[Exercise] Give every line again exactly as it appears, please, but not the pictures.

Structured figure records
········

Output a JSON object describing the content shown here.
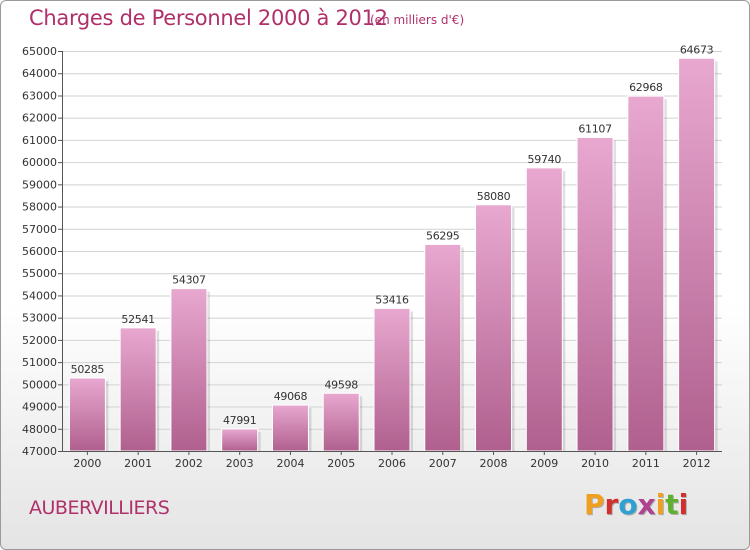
{
  "header": {
    "title": "Charges de Personnel 2000 à 2012",
    "unit": "(en milliers d'€)"
  },
  "footer": {
    "city": "AUBERVILLIERS",
    "logo_text": "Proxiti",
    "logo_colors": [
      "#f0a020",
      "#d03030",
      "#30a0d0",
      "#b04090",
      "#f0a020",
      "#60b030",
      "#d03030"
    ]
  },
  "colors": {
    "accent": "#b0306a",
    "bar_top": "#e8a8d0",
    "bar_bottom": "#b0608e",
    "grid": "#d2d2d2",
    "axis_text": "#333333"
  },
  "chart_data": {
    "type": "bar",
    "title": "Charges de Personnel 2000 à 2012",
    "subtitle": "(en milliers d'€)",
    "xlabel": "",
    "ylabel": "",
    "categories": [
      "2000",
      "2001",
      "2002",
      "2003",
      "2004",
      "2005",
      "2006",
      "2007",
      "2008",
      "2009",
      "2010",
      "2011",
      "2012"
    ],
    "values": [
      50285,
      52541,
      54307,
      47991,
      49068,
      49598,
      53416,
      56295,
      58080,
      59740,
      61107,
      62968,
      64673
    ],
    "data_labels": [
      "50285",
      "52541",
      "54307",
      "47991",
      "49068",
      "49598",
      "53416",
      "56295",
      "58080",
      "59740",
      "61107",
      "62968",
      "64673"
    ],
    "ylim": [
      47000,
      65000
    ],
    "yticks": [
      47000,
      48000,
      49000,
      50000,
      51000,
      52000,
      53000,
      54000,
      55000,
      56000,
      57000,
      58000,
      59000,
      60000,
      61000,
      62000,
      63000,
      64000,
      65000
    ],
    "ytick_labels": [
      "47000",
      "48000",
      "49000",
      "50000",
      "51000",
      "52000",
      "53000",
      "54000",
      "55000",
      "56000",
      "57000",
      "58000",
      "59000",
      "60000",
      "61000",
      "62000",
      "63000",
      "64000",
      "65000"
    ],
    "grid": true,
    "legend": "none"
  }
}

········

[Full response]
Output a JSON object describing the content shown here.
{
  "header": {
    "title": "Charges de Personnel 2000 à 2012",
    "unit": "(en milliers d'€)"
  },
  "footer": {
    "city": "AUBERVILLIERS",
    "logo_text": "Proxiti",
    "logo_colors": [
      "#f0a020",
      "#d03030",
      "#30a0d0",
      "#b04090",
      "#f0a020",
      "#60b030",
      "#d03030"
    ]
  },
  "colors": {
    "accent": "#b0306a",
    "bar_top": "#e8a8d0",
    "bar_bottom": "#b0608e",
    "grid": "#d2d2d2",
    "axis_text": "#333333"
  },
  "chart_data": {
    "type": "bar",
    "title": "Charges de Personnel 2000 à 2012",
    "subtitle": "(en milliers d'€)",
    "xlabel": "",
    "ylabel": "",
    "categories": [
      "2000",
      "2001",
      "2002",
      "2003",
      "2004",
      "2005",
      "2006",
      "2007",
      "2008",
      "2009",
      "2010",
      "2011",
      "2012"
    ],
    "values": [
      50285,
      52541,
      54307,
      47991,
      49068,
      49598,
      53416,
      56295,
      58080,
      59740,
      61107,
      62968,
      64673
    ],
    "data_labels": [
      "50285",
      "52541",
      "54307",
      "47991",
      "49068",
      "49598",
      "53416",
      "56295",
      "58080",
      "59740",
      "61107",
      "62968",
      "64673"
    ],
    "ylim": [
      47000,
      65000
    ],
    "yticks": [
      47000,
      48000,
      49000,
      50000,
      51000,
      52000,
      53000,
      54000,
      55000,
      56000,
      57000,
      58000,
      59000,
      60000,
      61000,
      62000,
      63000,
      64000,
      65000
    ],
    "ytick_labels": [
      "47000",
      "48000",
      "49000",
      "50000",
      "51000",
      "52000",
      "53000",
      "54000",
      "55000",
      "56000",
      "57000",
      "58000",
      "59000",
      "60000",
      "61000",
      "62000",
      "63000",
      "64000",
      "65000"
    ],
    "grid": true,
    "legend": "none"
  }
}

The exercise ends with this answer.